▶ [EXERCISE BRIEF]: The exercise asks you to copy every line below in which "source" appears.

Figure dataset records
========================

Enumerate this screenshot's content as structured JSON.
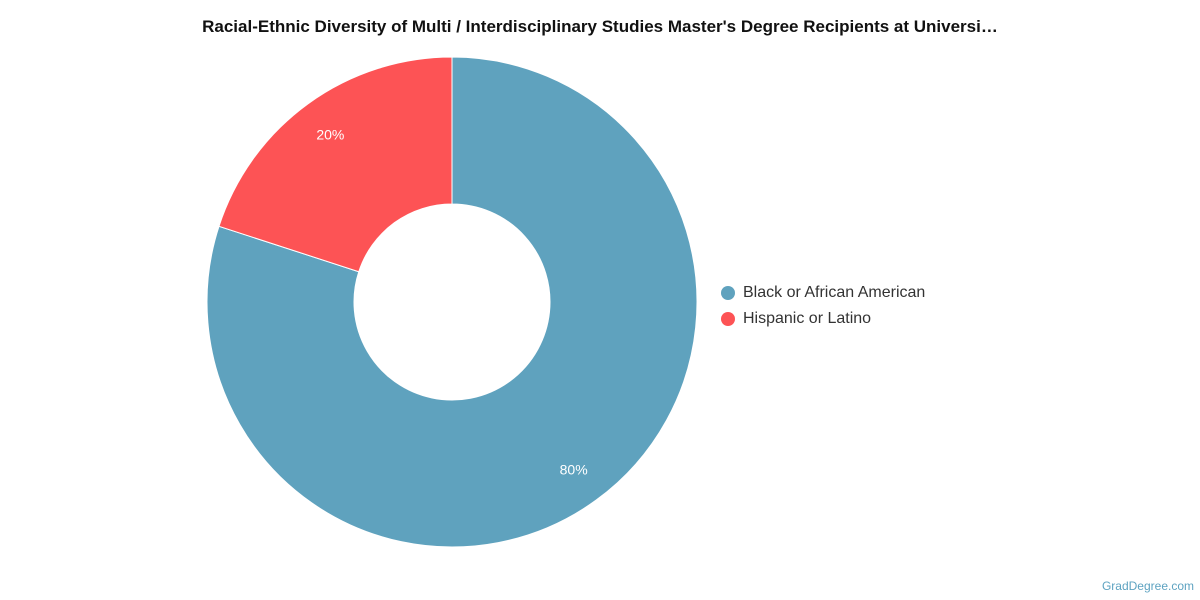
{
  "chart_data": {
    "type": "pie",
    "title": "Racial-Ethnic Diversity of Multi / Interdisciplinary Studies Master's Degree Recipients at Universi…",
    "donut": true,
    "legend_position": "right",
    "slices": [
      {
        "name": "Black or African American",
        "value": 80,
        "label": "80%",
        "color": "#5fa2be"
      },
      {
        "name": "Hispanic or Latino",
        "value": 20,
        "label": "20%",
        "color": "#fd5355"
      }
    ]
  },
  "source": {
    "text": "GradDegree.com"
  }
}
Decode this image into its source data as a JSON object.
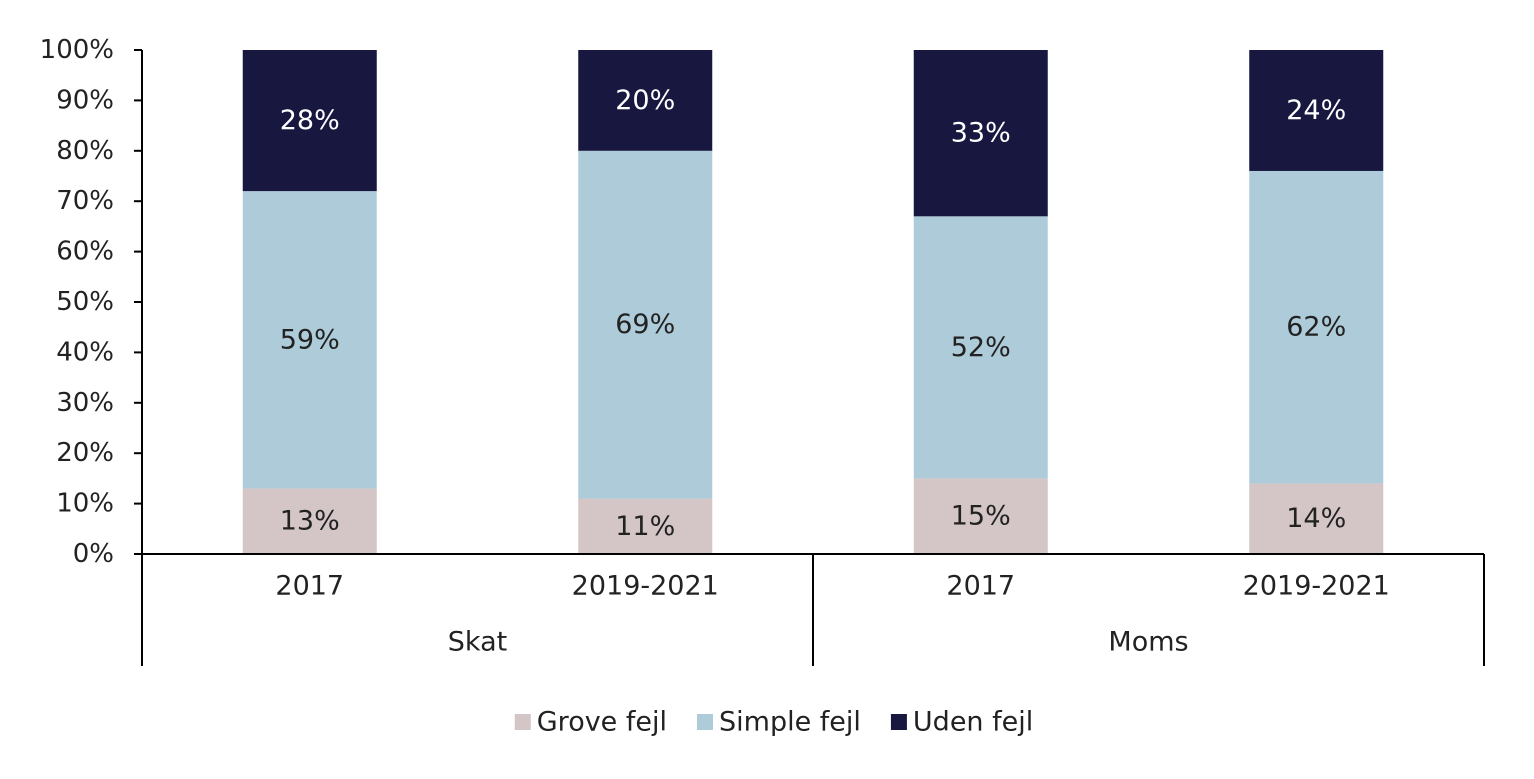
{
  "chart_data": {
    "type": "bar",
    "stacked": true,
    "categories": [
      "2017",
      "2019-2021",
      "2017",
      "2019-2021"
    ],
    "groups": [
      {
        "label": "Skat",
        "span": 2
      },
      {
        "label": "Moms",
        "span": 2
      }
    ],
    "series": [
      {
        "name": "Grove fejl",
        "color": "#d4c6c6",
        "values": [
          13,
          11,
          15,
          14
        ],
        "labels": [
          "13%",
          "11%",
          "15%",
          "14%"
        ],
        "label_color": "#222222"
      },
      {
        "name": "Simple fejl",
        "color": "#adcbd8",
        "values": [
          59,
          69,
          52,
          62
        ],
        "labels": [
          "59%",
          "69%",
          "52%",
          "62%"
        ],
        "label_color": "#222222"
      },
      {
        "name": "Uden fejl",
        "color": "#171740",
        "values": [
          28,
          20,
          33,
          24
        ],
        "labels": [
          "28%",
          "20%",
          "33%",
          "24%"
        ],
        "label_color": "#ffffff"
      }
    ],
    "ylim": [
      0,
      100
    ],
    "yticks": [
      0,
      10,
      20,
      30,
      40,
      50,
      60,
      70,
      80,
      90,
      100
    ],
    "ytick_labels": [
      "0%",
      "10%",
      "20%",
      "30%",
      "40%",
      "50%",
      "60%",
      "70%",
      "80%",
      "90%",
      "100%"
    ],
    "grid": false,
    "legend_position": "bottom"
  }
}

========================

▶ [OUTPUT FOR THIS TASK]:
  "source": {
Decode this image into its source data as a JSON object.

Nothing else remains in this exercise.